» The task: From the entries below, list each line with "AECMA".

» Exercise material:
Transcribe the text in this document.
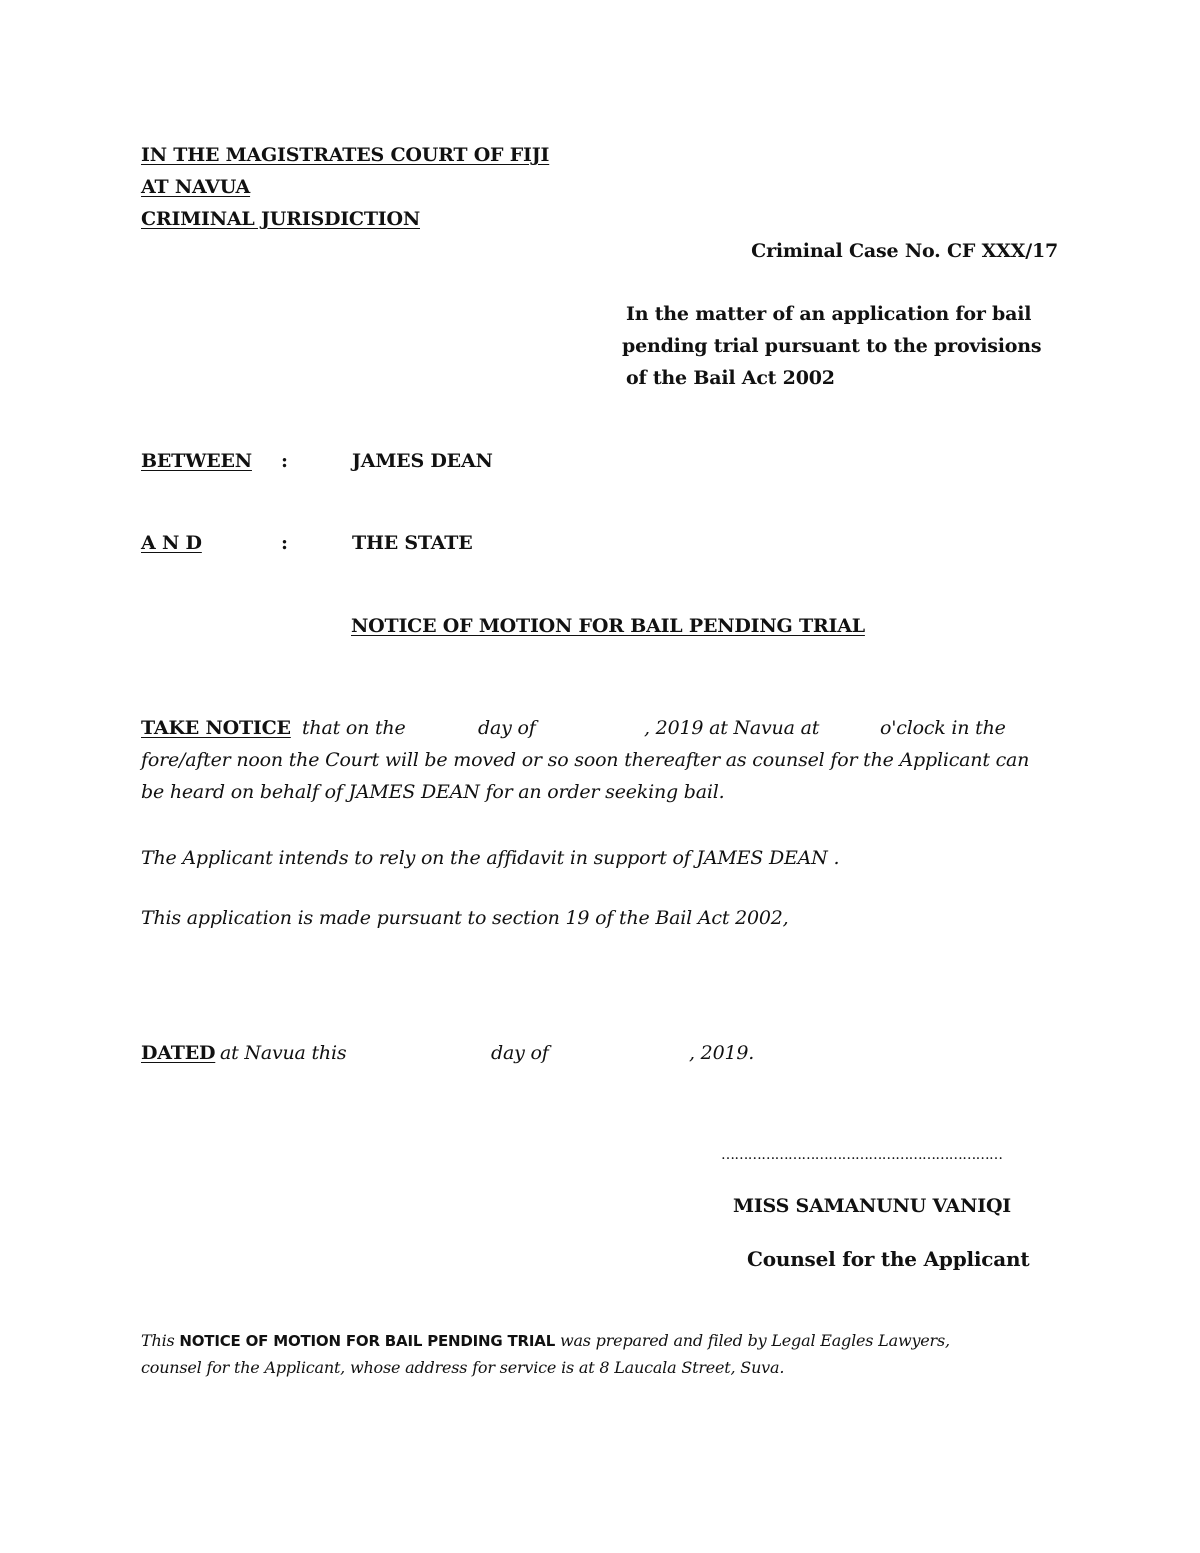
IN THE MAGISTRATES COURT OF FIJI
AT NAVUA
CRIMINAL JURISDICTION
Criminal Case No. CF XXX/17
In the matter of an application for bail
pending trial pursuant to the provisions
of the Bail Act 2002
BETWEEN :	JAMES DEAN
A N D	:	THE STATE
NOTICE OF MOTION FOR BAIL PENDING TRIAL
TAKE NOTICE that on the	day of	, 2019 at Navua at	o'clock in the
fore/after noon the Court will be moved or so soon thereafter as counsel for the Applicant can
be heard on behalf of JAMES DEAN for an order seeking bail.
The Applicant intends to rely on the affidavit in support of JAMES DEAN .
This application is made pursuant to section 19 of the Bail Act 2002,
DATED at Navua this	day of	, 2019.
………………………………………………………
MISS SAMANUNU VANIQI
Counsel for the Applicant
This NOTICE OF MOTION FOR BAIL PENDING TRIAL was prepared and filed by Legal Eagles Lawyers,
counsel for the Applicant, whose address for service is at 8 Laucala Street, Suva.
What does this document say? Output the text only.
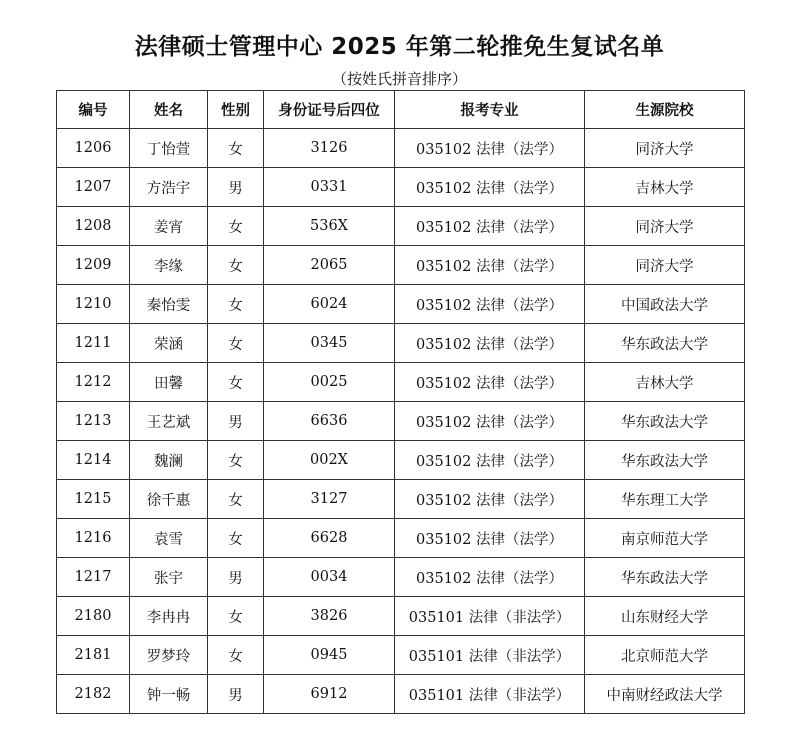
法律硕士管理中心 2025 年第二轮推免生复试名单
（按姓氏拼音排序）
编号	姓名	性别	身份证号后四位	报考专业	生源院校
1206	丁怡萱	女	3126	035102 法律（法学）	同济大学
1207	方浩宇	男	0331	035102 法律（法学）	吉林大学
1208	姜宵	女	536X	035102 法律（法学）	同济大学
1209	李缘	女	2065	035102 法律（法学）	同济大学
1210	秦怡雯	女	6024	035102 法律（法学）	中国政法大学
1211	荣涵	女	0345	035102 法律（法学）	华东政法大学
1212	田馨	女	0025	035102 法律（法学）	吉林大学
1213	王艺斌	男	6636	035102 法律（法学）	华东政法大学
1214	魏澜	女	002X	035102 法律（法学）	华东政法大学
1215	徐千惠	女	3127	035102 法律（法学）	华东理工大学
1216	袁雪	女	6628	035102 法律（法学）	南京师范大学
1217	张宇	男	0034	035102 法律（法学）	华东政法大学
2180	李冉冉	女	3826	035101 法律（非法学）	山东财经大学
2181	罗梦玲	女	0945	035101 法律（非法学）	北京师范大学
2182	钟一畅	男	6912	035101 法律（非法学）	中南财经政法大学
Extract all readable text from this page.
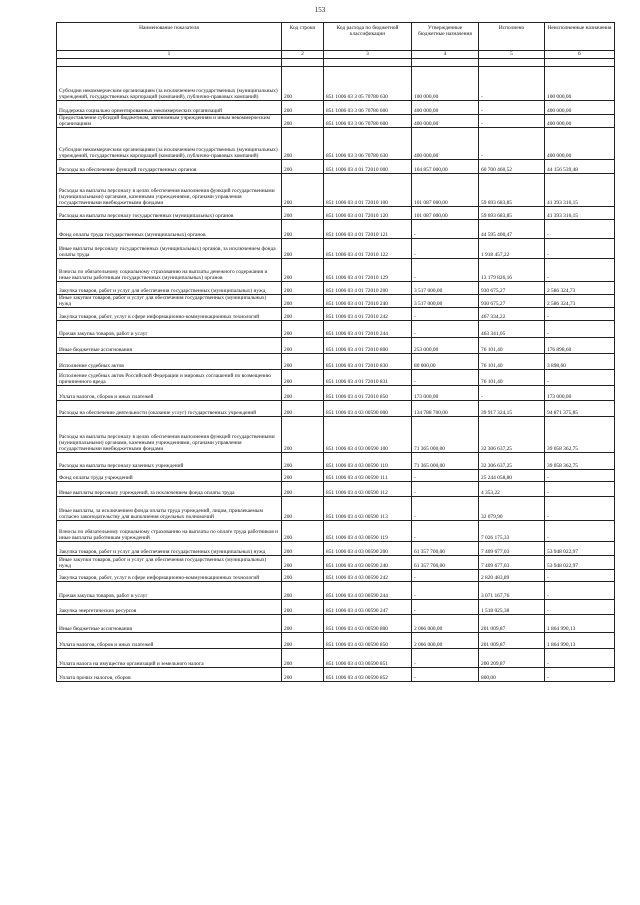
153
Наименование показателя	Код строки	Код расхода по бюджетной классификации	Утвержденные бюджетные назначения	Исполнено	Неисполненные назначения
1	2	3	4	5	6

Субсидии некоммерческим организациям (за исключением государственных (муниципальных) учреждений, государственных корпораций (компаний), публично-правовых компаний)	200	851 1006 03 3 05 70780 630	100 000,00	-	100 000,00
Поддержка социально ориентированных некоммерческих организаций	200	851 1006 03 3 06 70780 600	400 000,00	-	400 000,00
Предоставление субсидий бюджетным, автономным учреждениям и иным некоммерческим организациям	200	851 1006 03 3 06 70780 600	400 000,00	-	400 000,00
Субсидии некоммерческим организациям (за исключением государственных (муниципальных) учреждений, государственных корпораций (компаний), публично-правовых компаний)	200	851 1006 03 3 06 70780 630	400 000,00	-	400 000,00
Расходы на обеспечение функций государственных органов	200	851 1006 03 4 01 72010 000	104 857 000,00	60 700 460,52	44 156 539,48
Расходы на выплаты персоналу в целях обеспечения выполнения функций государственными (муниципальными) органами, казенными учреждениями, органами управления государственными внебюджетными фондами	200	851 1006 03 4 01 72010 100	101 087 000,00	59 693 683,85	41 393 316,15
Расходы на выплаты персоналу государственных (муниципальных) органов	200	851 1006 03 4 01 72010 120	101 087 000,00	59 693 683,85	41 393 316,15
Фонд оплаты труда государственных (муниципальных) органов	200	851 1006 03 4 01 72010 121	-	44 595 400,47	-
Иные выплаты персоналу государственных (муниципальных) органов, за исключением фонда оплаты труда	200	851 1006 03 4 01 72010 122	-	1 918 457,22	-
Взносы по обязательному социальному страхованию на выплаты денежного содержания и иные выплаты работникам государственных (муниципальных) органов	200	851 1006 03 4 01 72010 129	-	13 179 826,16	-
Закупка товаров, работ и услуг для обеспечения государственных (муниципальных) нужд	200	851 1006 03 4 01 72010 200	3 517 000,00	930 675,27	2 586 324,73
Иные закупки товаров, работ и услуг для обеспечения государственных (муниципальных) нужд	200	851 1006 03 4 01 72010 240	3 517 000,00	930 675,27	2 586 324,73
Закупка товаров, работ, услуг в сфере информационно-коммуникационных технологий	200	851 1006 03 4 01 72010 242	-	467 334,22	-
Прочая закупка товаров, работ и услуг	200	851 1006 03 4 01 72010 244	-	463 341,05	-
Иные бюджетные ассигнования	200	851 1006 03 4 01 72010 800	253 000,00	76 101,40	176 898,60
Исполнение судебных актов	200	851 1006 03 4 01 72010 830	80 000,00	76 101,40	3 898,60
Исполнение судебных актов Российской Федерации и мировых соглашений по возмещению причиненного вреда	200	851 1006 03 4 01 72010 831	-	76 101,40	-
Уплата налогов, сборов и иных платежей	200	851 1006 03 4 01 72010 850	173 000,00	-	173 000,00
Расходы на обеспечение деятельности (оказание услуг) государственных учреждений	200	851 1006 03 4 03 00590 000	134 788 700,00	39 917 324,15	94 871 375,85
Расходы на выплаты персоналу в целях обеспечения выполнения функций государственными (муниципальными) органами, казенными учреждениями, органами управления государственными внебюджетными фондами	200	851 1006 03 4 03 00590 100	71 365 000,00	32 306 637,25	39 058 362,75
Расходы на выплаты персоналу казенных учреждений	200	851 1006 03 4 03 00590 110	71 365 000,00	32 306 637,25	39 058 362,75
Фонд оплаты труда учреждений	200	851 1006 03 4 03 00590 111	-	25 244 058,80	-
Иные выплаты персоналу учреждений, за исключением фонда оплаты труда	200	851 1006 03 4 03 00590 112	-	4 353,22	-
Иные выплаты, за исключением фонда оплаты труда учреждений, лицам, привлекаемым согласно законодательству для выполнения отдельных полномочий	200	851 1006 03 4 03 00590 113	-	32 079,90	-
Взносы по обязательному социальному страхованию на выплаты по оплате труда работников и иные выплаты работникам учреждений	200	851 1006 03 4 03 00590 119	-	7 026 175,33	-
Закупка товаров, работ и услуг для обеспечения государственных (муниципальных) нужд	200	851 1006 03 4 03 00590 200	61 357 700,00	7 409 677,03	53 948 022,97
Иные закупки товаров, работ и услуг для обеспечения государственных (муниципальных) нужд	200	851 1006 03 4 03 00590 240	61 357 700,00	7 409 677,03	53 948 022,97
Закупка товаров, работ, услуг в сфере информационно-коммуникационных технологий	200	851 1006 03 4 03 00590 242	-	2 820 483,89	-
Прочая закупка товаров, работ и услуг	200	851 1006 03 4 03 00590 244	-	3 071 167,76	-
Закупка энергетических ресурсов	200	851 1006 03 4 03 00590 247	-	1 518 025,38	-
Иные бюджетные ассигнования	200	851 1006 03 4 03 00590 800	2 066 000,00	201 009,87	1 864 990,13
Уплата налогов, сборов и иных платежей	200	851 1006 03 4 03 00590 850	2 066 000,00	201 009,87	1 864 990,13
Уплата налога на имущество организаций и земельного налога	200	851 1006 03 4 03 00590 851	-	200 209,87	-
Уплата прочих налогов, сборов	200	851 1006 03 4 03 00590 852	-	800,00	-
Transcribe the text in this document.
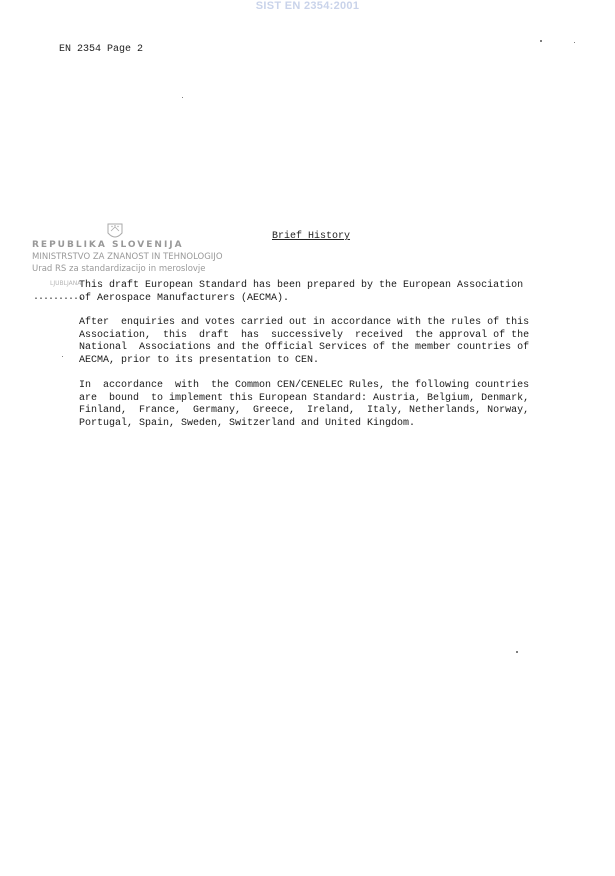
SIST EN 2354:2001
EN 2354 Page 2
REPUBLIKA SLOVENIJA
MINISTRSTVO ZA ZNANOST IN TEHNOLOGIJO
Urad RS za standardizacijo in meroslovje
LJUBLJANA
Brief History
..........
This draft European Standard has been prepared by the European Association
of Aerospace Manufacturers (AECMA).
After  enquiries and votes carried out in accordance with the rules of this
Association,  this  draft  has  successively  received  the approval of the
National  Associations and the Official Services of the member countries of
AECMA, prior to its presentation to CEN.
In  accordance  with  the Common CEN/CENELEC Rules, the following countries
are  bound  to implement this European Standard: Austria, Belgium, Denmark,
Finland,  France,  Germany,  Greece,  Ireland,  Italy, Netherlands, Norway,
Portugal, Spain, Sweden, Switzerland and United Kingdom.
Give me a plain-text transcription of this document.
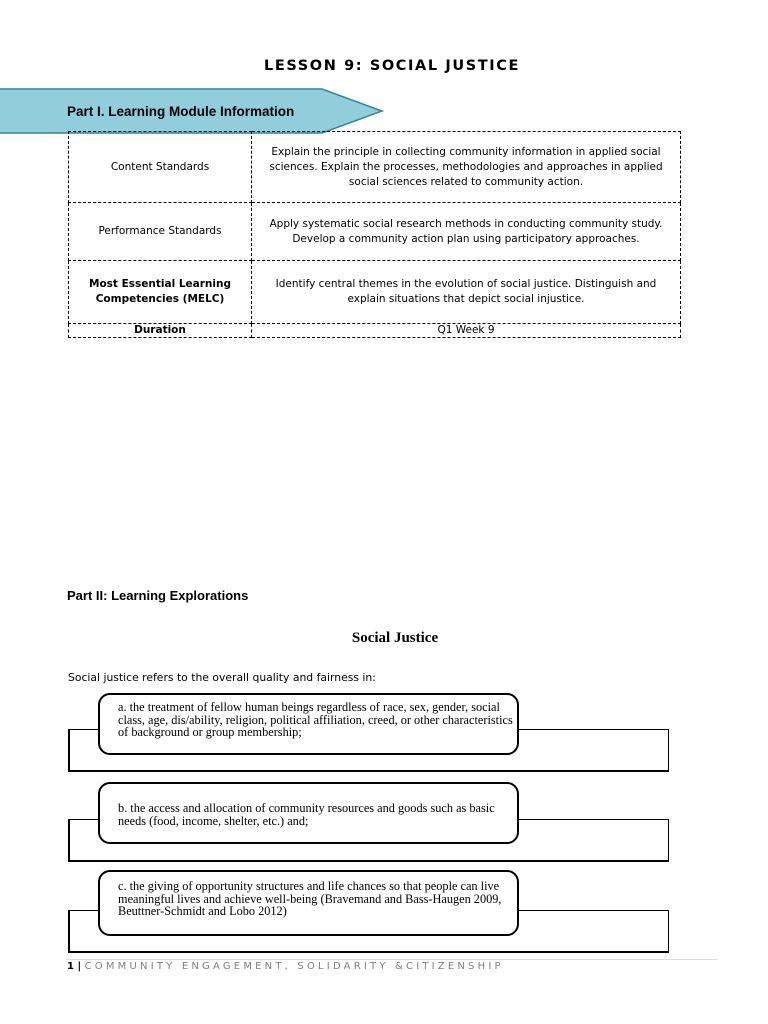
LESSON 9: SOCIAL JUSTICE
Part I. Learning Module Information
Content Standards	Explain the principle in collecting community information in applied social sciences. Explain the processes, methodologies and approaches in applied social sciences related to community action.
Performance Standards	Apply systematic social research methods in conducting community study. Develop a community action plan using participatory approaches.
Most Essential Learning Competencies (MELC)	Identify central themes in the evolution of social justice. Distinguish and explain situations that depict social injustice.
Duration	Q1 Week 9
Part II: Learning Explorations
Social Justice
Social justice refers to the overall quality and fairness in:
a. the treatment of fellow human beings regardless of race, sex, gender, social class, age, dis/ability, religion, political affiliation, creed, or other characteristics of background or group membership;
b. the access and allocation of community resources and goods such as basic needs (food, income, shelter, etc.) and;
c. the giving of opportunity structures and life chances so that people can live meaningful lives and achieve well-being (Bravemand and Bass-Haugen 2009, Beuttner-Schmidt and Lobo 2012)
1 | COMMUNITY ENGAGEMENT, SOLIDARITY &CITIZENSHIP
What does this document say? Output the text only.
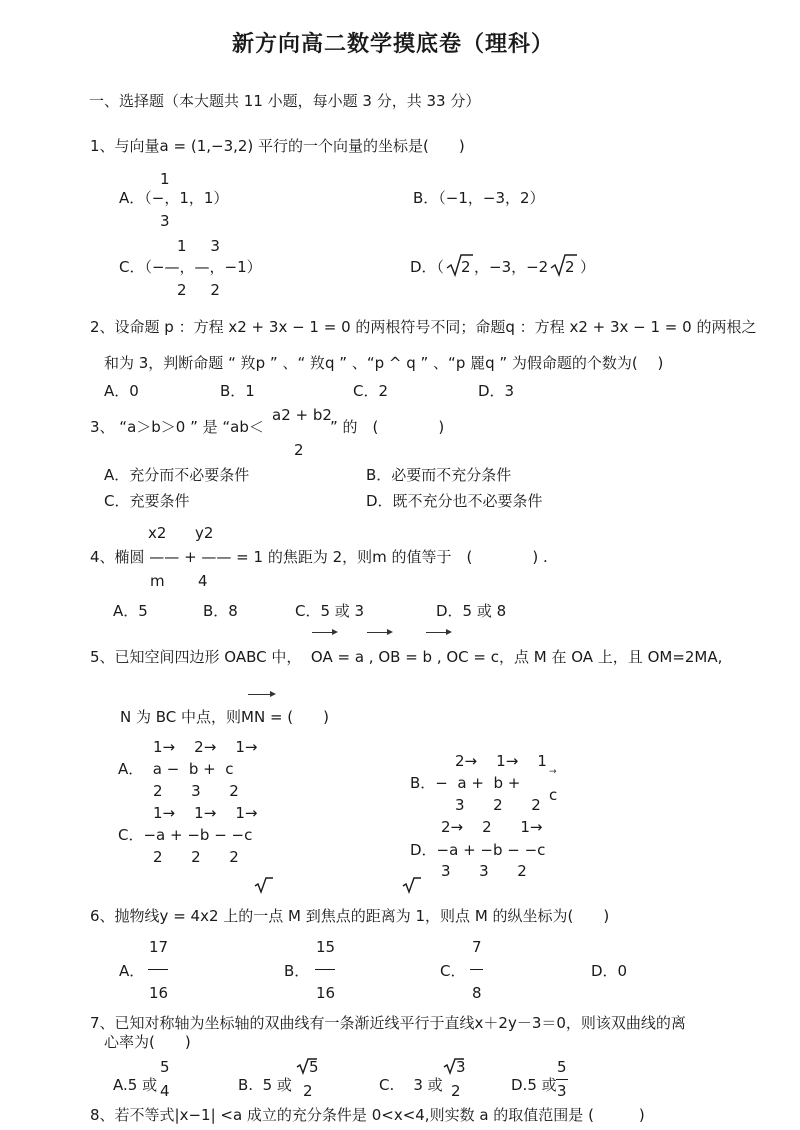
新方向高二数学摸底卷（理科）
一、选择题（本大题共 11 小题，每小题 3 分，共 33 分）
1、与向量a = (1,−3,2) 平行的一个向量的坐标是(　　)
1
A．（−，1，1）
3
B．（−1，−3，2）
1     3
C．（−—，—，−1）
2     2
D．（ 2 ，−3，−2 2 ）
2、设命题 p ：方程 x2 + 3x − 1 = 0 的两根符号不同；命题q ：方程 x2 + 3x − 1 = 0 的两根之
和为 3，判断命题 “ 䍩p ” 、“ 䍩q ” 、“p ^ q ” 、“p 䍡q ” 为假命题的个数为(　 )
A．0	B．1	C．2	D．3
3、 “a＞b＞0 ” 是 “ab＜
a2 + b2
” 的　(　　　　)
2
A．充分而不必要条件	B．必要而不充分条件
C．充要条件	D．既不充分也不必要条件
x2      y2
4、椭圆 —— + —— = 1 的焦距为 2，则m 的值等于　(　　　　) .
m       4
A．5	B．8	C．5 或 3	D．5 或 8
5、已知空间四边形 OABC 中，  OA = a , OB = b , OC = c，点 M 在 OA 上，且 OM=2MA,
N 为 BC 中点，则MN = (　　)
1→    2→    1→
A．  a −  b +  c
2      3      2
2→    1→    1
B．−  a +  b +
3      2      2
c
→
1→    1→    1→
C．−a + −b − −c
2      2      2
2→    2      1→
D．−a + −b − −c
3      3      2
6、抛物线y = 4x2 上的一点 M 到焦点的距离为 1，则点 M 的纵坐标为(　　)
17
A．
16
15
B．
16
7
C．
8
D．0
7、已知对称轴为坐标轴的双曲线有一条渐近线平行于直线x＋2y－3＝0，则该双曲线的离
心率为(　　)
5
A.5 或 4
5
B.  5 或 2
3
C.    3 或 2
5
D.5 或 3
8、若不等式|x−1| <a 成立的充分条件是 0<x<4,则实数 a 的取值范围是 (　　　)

» Finished exercise:
of Aerospace Manufacturers (AECMA).
AECMA, prior to its presentation to CEN.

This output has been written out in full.